What is expected:
Reproduce the listing below word for word, keeping every line as it is.
>>
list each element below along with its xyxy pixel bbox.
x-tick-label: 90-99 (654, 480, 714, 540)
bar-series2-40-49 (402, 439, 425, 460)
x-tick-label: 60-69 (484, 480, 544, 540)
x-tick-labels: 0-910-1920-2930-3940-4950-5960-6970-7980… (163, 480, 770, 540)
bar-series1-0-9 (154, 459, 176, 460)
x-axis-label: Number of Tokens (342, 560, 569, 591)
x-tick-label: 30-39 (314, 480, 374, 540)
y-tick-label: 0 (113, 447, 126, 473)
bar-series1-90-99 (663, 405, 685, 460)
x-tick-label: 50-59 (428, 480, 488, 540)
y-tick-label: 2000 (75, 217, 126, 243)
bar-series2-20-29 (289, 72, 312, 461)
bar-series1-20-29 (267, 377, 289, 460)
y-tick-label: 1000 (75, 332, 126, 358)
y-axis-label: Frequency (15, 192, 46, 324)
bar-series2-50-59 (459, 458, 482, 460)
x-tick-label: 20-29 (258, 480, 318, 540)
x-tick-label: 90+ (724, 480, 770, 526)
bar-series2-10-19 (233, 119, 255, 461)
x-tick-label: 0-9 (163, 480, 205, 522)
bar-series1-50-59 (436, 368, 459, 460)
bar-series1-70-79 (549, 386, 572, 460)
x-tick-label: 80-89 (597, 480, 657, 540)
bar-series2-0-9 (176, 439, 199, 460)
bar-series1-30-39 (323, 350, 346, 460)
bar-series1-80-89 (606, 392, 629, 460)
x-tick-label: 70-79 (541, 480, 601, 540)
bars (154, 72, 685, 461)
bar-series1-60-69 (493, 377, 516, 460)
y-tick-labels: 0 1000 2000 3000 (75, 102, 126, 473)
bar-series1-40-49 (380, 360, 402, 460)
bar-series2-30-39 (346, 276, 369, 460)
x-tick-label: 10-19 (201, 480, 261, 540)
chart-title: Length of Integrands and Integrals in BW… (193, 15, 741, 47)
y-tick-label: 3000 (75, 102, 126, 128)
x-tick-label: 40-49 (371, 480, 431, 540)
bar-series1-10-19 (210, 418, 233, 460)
<<
Answer for the task:
list each element below along with its xyxy pixel bbox.
x-tick-label: 90-99 (654, 480, 714, 540)
bar-series2-40-49 (402, 439, 425, 460)
x-tick-label: 60-69 (484, 480, 544, 540)
x-tick-labels: 0-910-1920-2930-3940-4950-5960-6970-7980… (163, 480, 770, 540)
bar-series1-0-9 (154, 459, 176, 460)
x-axis-label: Number of Tokens (342, 560, 569, 591)
x-tick-label: 30-39 (314, 480, 374, 540)
y-tick-label: 0 (113, 447, 126, 473)
bar-series1-90-99 (663, 405, 685, 460)
x-tick-label: 50-59 (428, 480, 488, 540)
y-tick-label: 2000 (75, 217, 126, 243)
bar-series2-20-29 (289, 72, 312, 461)
bar-series1-20-29 (267, 377, 289, 460)
y-tick-label: 1000 (75, 332, 126, 358)
y-axis-label: Frequency (15, 192, 46, 324)
bar-series2-50-59 (459, 458, 482, 460)
x-tick-label: 20-29 (258, 480, 318, 540)
x-tick-label: 90+ (724, 480, 770, 526)
bar-series2-10-19 (233, 119, 255, 461)
x-tick-label: 0-9 (163, 480, 205, 522)
bar-series1-50-59 (436, 368, 459, 460)
bar-series1-70-79 (549, 386, 572, 460)
x-tick-label: 80-89 (597, 480, 657, 540)
bar-series2-0-9 (176, 439, 199, 460)
bar-series1-30-39 (323, 350, 346, 460)
bar-series1-80-89 (606, 392, 629, 460)
x-tick-label: 70-79 (541, 480, 601, 540)
bars (154, 72, 685, 461)
bar-series1-60-69 (493, 377, 516, 460)
y-tick-labels: 0 1000 2000 3000 (75, 102, 126, 473)
bar-series1-40-49 (380, 360, 402, 460)
bar-series2-30-39 (346, 276, 369, 460)
x-tick-label: 10-19 (201, 480, 261, 540)
chart-title: Length of Integrands and Integrals in BW… (193, 15, 741, 47)
y-tick-label: 3000 (75, 102, 126, 128)
x-tick-label: 40-49 (371, 480, 431, 540)
bar-series1-10-19 (210, 418, 233, 460)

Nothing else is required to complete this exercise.